▸ WHAT YOU WILL DO
A. List every person named in the mailing-list post about XML load performance.
B. Carry on the mailing-list post about XML load performance from the point where it stops.
Begin GIVEN PASSAGE
Performance improvement for xml loads (+comments)

Dave Peticolas dave@krondo.com
Tue, 05 Dec 2000 15:10:32 -0800


Al Snell writes:
> On 5 Dec 2000, Rob Browning wrote:
> 
> > > The only problem I have now is that it is still MUCH slower than the
> > > binary.  The file size is about 6x the size before (9 Meg vs. 1.5
> > > Meg) and to actually do the write it seems to use about 50 Meg of
> > > ram, because xml builds the whole tree in memory before writing
> > > anything.
> > 
> > One thing that's on my to-do list is to integrate zlib.  For writing,
> > all you have to do is set a flag and libxml will compress the output,
> > but for reading, since we parse incrementally (to save RAM), we need
> > to use zlib directly, and I've been too busy with g-wrap to fix it
> > yet.  This won't help RAM usage, but it will help reduce storage space
> > tremendously (I believe it was actually smaller than the binary format
> > last time I tested), and it didn't noticably affect performance (maybe
> > 5%, as long as you don't use too high a zlib level).
End GIVEN PASSAGE
Begin RECORDED INFORMATION
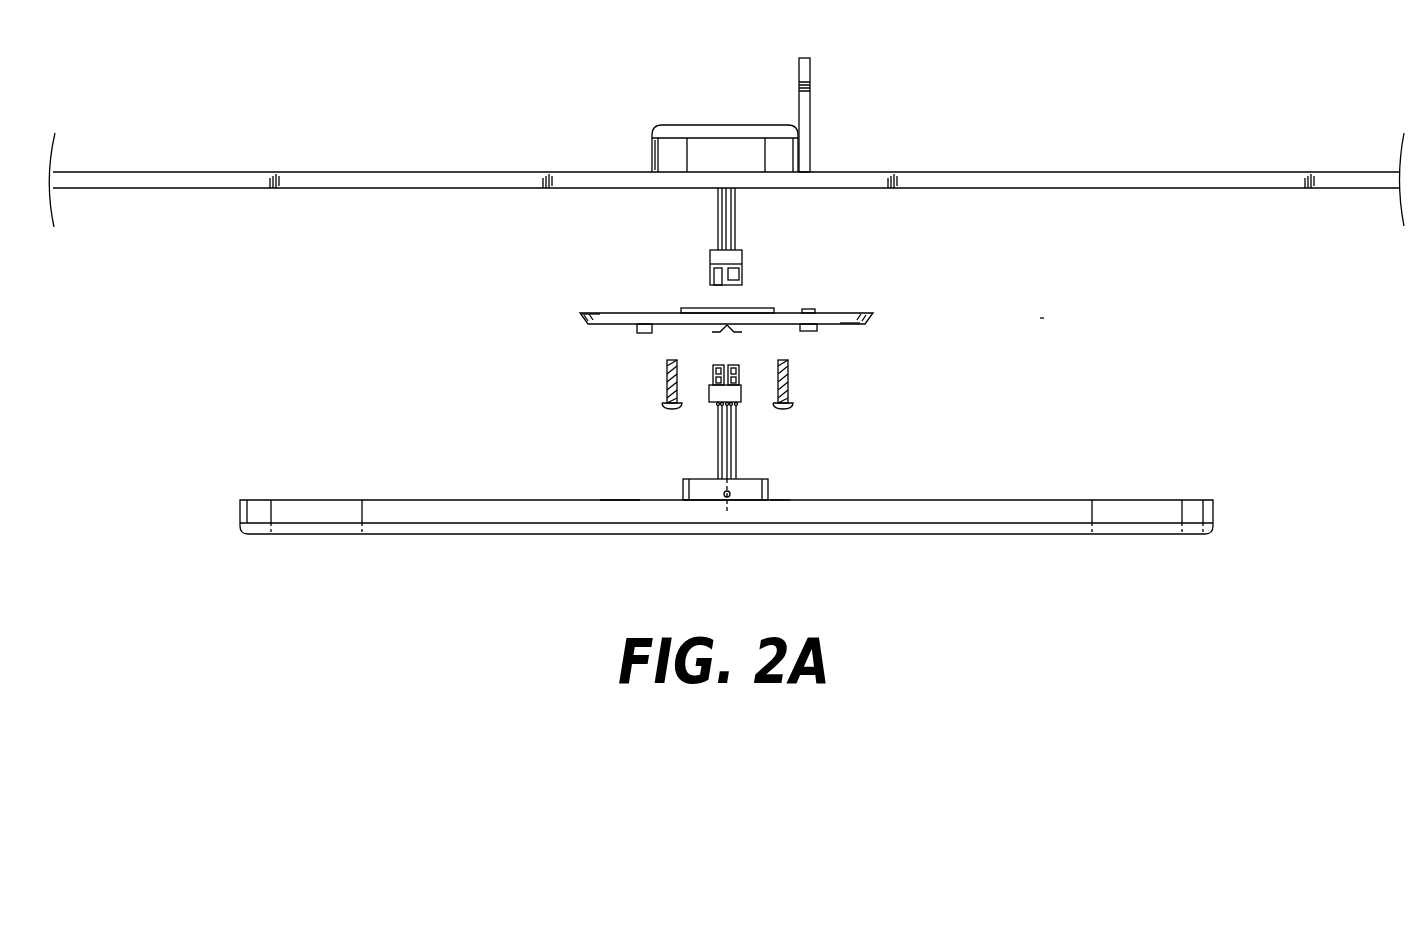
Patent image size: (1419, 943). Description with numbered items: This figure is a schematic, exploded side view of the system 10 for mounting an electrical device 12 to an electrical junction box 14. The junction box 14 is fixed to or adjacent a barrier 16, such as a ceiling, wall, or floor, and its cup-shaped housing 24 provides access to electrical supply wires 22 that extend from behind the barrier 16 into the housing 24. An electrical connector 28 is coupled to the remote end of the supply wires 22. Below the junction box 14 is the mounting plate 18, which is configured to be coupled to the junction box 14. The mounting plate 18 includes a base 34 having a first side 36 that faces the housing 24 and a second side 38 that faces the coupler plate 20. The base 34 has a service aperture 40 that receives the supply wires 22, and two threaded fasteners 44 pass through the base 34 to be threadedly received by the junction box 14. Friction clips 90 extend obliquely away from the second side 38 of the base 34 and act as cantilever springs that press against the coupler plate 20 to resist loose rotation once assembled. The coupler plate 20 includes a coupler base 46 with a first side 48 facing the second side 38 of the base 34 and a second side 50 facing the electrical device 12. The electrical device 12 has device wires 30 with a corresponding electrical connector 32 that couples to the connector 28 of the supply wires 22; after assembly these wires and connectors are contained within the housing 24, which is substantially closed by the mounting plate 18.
End RECORDED INFORMATION
▸ RESULTS BY TASK
A. Dave Peticolas, Al Snell, Rob Browning

B.
> 
> Why ARE you guys using XML? Isn't it really pointless - sure you don't
> *want* tools other than the gnucash engine itself touching the persistent
> data structures, since there are consistency constraints to be maintained?
> 
> What are we getting in exchange for massively increased resource
> utilisation?

The binary format was really a dead-end. It was very brittle, with
subtle endian and architecture issues, and continuing to extend it
was going to be an extreme headache.

That said, XML as the primary file store will probably be a transition
solution on the way to embedded sql. Once we have that, the XML will be
there as an export option, but a very well tested one :)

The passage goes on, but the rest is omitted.